Quote the records beneath, complete and exact. Leave out images.

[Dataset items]
============================================================

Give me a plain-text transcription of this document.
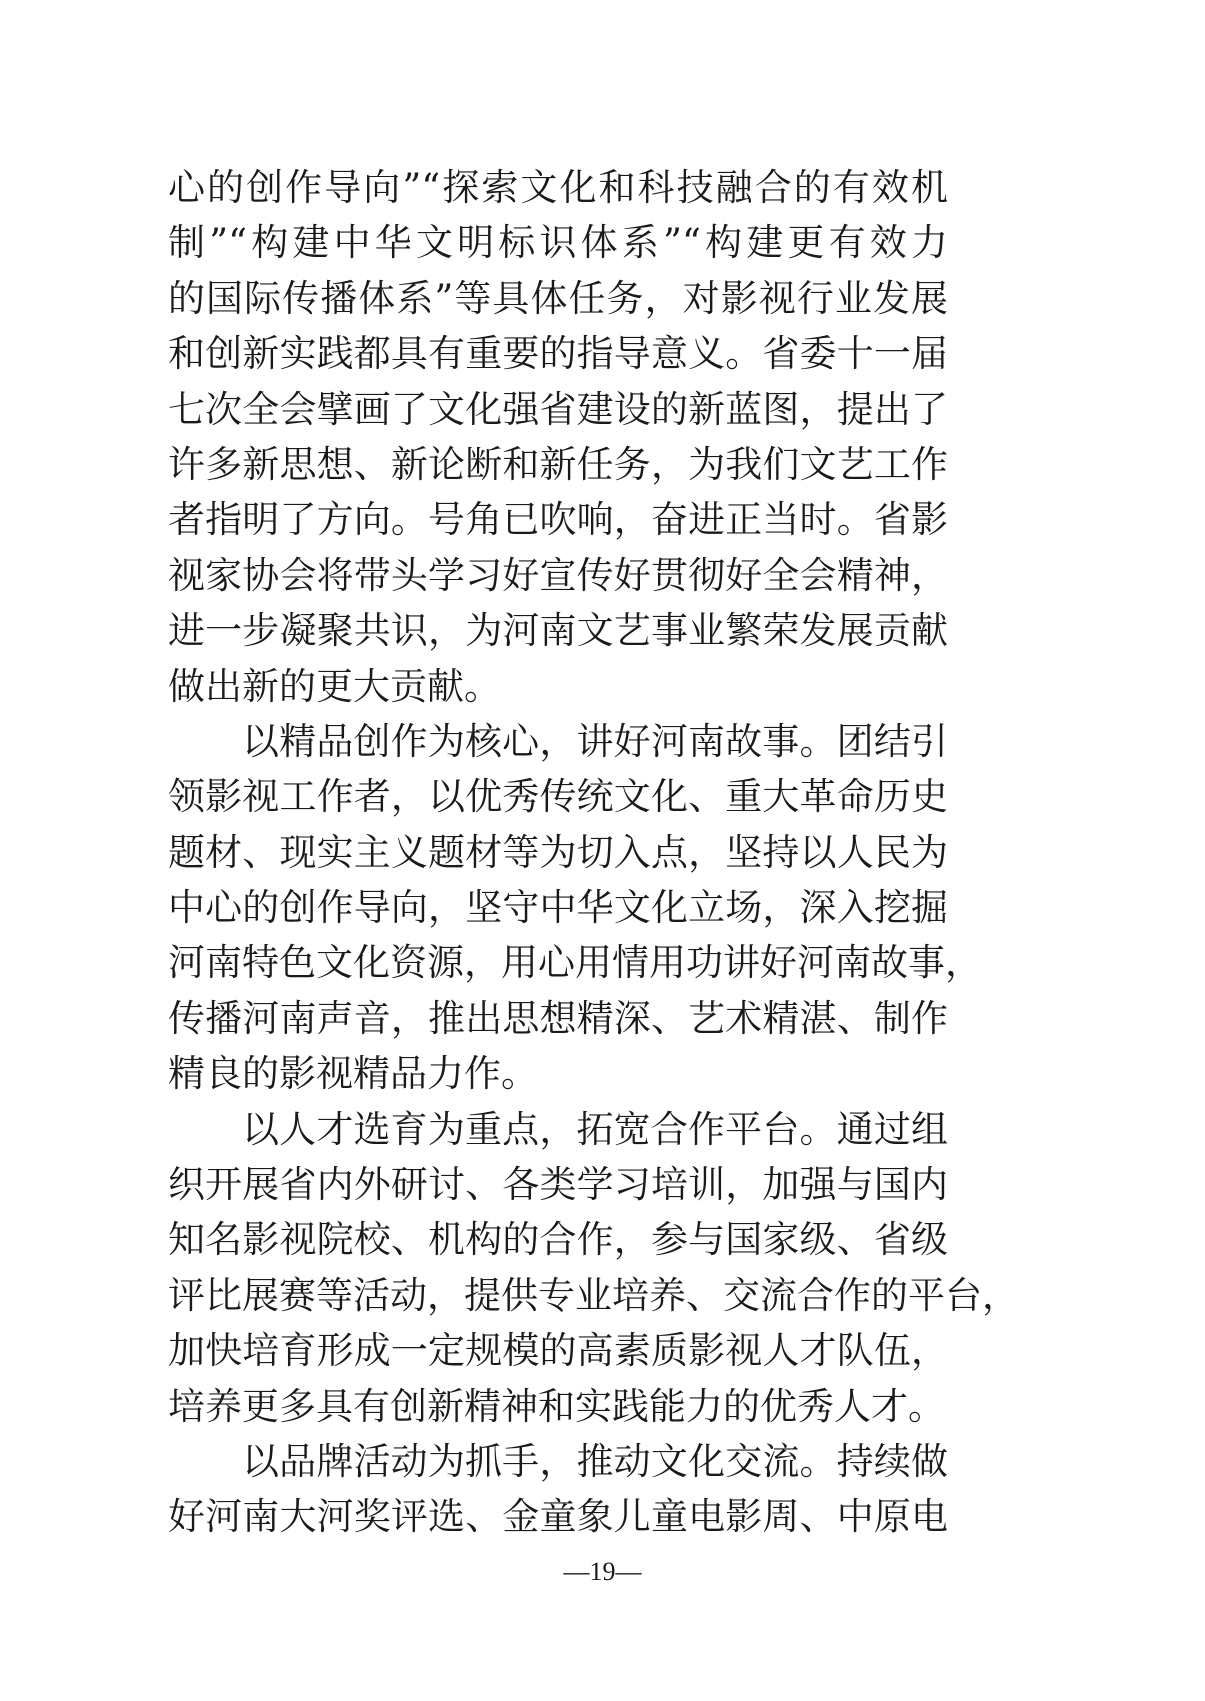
心的创作导向”“探索文化和科技融合的有效机
制”“构建中华文明标识体系”“构建更有效力
的国际传播体系”等具体任务，对影视行业发展
和创新实践都具有重要的指导意义。省委十一届
七次全会擘画了文化强省建设的新蓝图，提出了
许多新思想、新论断和新任务，为我们文艺工作
者指明了方向。号角已吹响，奋进正当时。省影
视家协会将带头学习好宣传好贯彻好全会精神，
进一步凝聚共识，为河南文艺事业繁荣发展贡献
做出新的更大贡献。
以精品创作为核心，讲好河南故事。团结引
领影视工作者，以优秀传统文化、重大革命历史
题材、现实主义题材等为切入点，坚持以人民为
中心的创作导向，坚守中华文化立场，深入挖掘
河南特色文化资源，用心用情用功讲好河南故事，
传播河南声音，推出思想精深、艺术精湛、制作
精良的影视精品力作。
以人才选育为重点，拓宽合作平台。通过组
织开展省内外研讨、各类学习培训，加强与国内
知名影视院校、机构的合作，参与国家级、省级
评比展赛等活动，提供专业培养、交流合作的平台，
加快培育形成一定规模的高素质影视人才队伍，
培养更多具有创新精神和实践能力的优秀人才。
以品牌活动为抓手，推动文化交流。持续做
好河南大河奖评选、金童象儿童电影周、中原电
—19—
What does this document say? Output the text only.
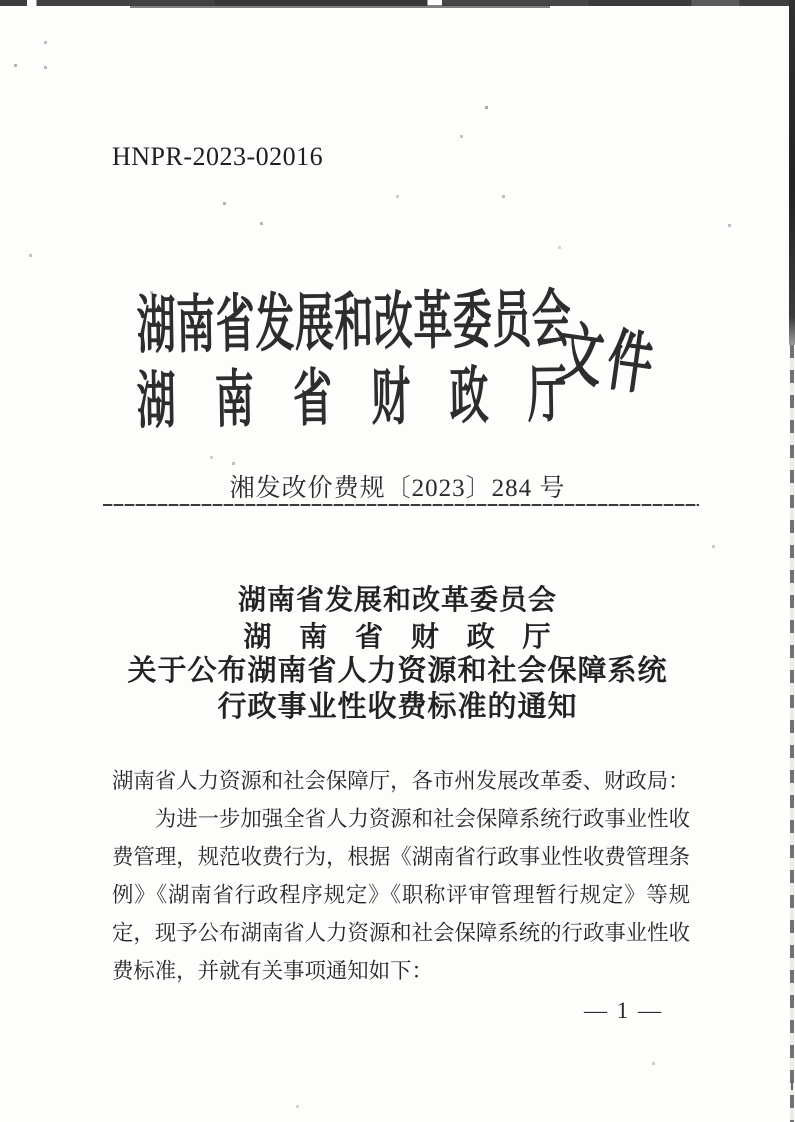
HNPR-2023-02016
湖南省发展和改革委员会
湖南省财政厅
文件
湘发改价费规〔2023〕284 号
湖南省发展和改革委员会
湖南省财政厅
关于公布湖南省人力资源和社会保障系统
行政事业性收费标准的通知

湖南省人力资源和社会保障厅，各市州发展改革委、财政局：

为进一步加强全省人力资源和社会保障系统行政事业性收费管理，规范收费行为，根据《湖南省行政事业性收费管理条例》《湖南省行政程序规定》《职称评审管理暂行规定》等规定，现予公布湖南省人力资源和社会保障系统的行政事业性收费标准，并就有关事项通知如下：

— 1 —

============================================================

◆ **Task result**
Give me a plain-text transcription of this document.
心的创作导向”“探索文化和科技融合的有效机
制”“构建中华文明标识体系”“构建更有效力
的国际传播体系”等具体任务，对影视行业发展
和创新实践都具有重要的指导意义。省委十一届
七次全会擘画了文化强省建设的新蓝图，提出了
许多新思想、新论断和新任务，为我们文艺工作
者指明了方向。号角已吹响，奋进正当时。省影
视家协会将带头学习好宣传好贯彻好全会精神，
进一步凝聚共识，为河南文艺事业繁荣发展贡献
做出新的更大贡献。
以精品创作为核心，讲好河南故事。团结引
领影视工作者，以优秀传统文化、重大革命历史
题材、现实主义题材等为切入点，坚持以人民为
中心的创作导向，坚守中华文化立场，深入挖掘
河南特色文化资源，用心用情用功讲好河南故事，
传播河南声音，推出思想精深、艺术精湛、制作
精良的影视精品力作。
以人才选育为重点，拓宽合作平台。通过组
织开展省内外研讨、各类学习培训，加强与国内
知名影视院校、机构的合作，参与国家级、省级
评比展赛等活动，提供专业培养、交流合作的平台，
加快培育形成一定规模的高素质影视人才队伍，
培养更多具有创新精神和实践能力的优秀人才。
以品牌活动为抓手，推动文化交流。持续做
好河南大河奖评选、金童象儿童电影周、中原电
—19—
What does this document say? Output the text only.
HNPR-2023-02016
湖南省发展和改革委员会
湖南省财政厅
文件
湘发改价费规〔2023〕284 号
湖南省发展和改革委员会
湖南省财政厅
关于公布湖南省人力资源和社会保障系统
行政事业性收费标准的通知

湖南省人力资源和社会保障厅，各市州发展改革委、财政局：

为进一步加强全省人力资源和社会保障系统行政事业性收费管理，规范收费行为，根据《湖南省行政事业性收费管理条例》《湖南省行政程序规定》《职称评审管理暂行规定》等规定，现予公布湖南省人力资源和社会保障系统的行政事业性收费标准，并就有关事项通知如下：

— 1 —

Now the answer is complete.